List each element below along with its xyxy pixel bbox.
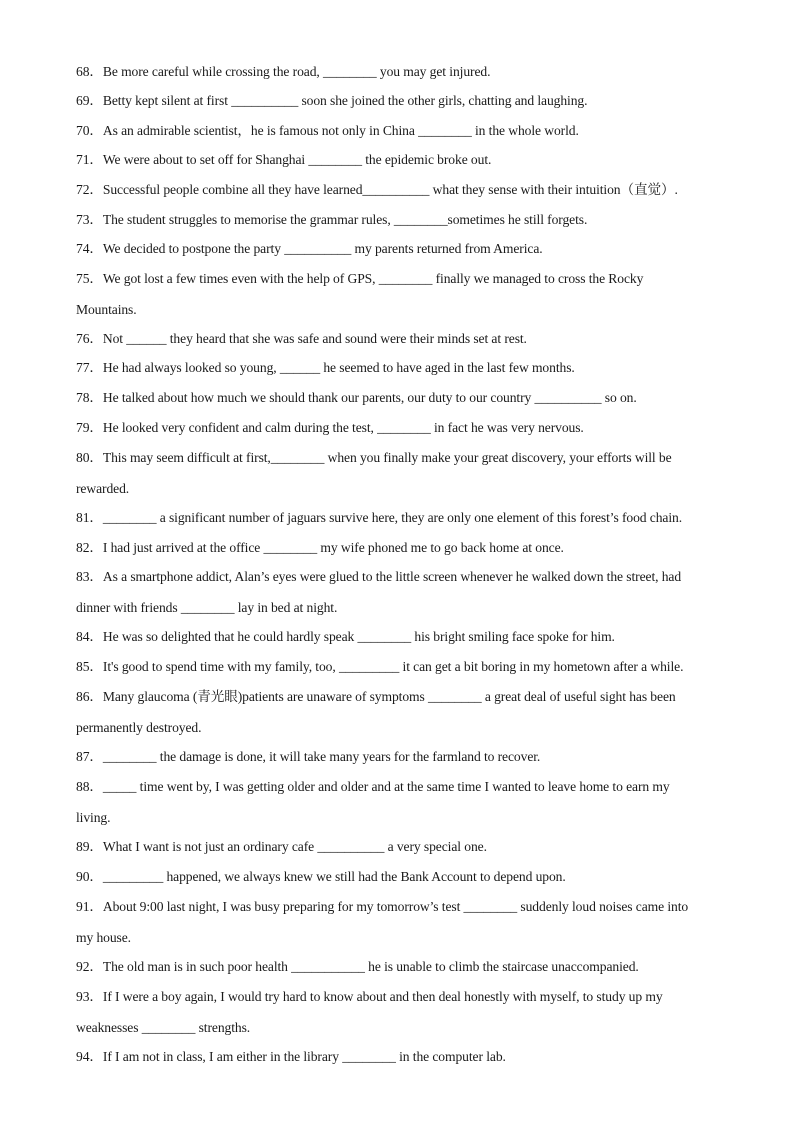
question-86: 86．Many glaucoma (青光眼)patients are unaware of symptoms ________ a great deal of useful sight has been [76, 689, 676, 704]
question-84: 84．He was so delighted that he could hardly speak ________ his bright smiling face spoke for him. [76, 629, 615, 644]
question-91: 91．About 9:00 last night, I was busy preparing for my tomorrow’s test ________ suddenly loud noises came into [76, 899, 689, 914]
question-71: 71．We were about to set off for Shanghai ________ the epidemic broke out. [76, 152, 492, 167]
question-92: 92．The old man is in such poor health ___________ he is unable to climb the staircase unaccompanied. [76, 959, 639, 974]
question-85: 85．It's good to spend time with my family, too, _________ it can get a bit boring in my hometown after a while. [76, 659, 684, 674]
question-89: 89．What I want is not just an ordinary cafe __________ a very special one. [76, 839, 487, 854]
question-69: 69．Betty kept silent at first __________ soon she joined the other girls, chatting and laughing. [76, 93, 588, 108]
question-94: 94．If I am not in class, I am either in the library ________ in the computer lab. [76, 1049, 506, 1064]
question-83: 83．As a smartphone addict, Alan’s eyes were glued to the little screen whenever he walked down the street, had [76, 569, 682, 584]
question-93: 93．If I were a boy again, I would try hard to know about and then deal honestly with myself, to study up my [76, 989, 663, 1004]
question-81: 81．________ a significant number of jaguars survive here, they are only one element of this forest’s food chain. [76, 510, 683, 525]
question-76: 76．Not ______ they heard that she was safe and sound were their minds set at rest. [76, 331, 527, 346]
question-90: 90．_________ happened, we always knew we still had the Bank Account to depend upon. [76, 869, 566, 884]
question-82: 82．I had just arrived at the office ________ my wife phoned me to go back home at once. [76, 540, 564, 555]
question-68: 68．Be more careful while crossing the road, ________ you may get injured. [76, 64, 491, 79]
question-88-cont: living. [76, 810, 111, 825]
question-93-cont: weaknesses ________ strengths. [76, 1020, 251, 1035]
question-80: 80．This may seem difficult at first,________ when you finally make your great discovery, your efforts will be [76, 450, 672, 465]
question-72: 72．Successful people combine all they have learned__________ what they sense with their intuition（直觉）. [76, 182, 678, 197]
question-70: 70．As an admirable scientist，he is famous not only in China ________ in the whole world. [76, 123, 579, 138]
question-83-cont: dinner with friends ________ lay in bed at night. [76, 600, 338, 615]
question-75-cont: Mountains. [76, 302, 137, 317]
question-87: 87．________ the damage is done, it will take many years for the farmland to recover. [76, 749, 541, 764]
question-80-cont: rewarded. [76, 481, 130, 496]
question-73: 73．The student struggles to memorise the grammar rules, ________sometimes he still forgets. [76, 212, 588, 227]
question-74: 74．We decided to postpone the party __________ my parents returned from America. [76, 241, 543, 256]
question-79: 79．He looked very confident and calm during the test, ________ in fact he was very nervous. [76, 420, 584, 435]
question-88: 88．_____ time went by, I was getting older and older and at the same time I wanted to leave home to earn my [76, 779, 670, 794]
question-86-cont: permanently destroyed. [76, 720, 202, 735]
question-91-cont: my house. [76, 930, 131, 945]
question-78: 78．He talked about how much we should thank our parents, our duty to our country __________ so on. [76, 390, 637, 405]
question-77: 77．He had always looked so young, ______ he seemed to have aged in the last few months. [76, 360, 575, 375]
question-75: 75．We got lost a few times even with the help of GPS, ________ finally we managed to cross the Rocky [76, 271, 644, 286]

= = =

For the word "just", find every line in the data that holds it and copy that line.

question-89: 89．What I want is not just an ordinary cafe __________ a very special one. [76, 839, 487, 854]
question-82: 82．I had just arrived at the office ________ my wife phoned me to go back home at once. [76, 540, 564, 555]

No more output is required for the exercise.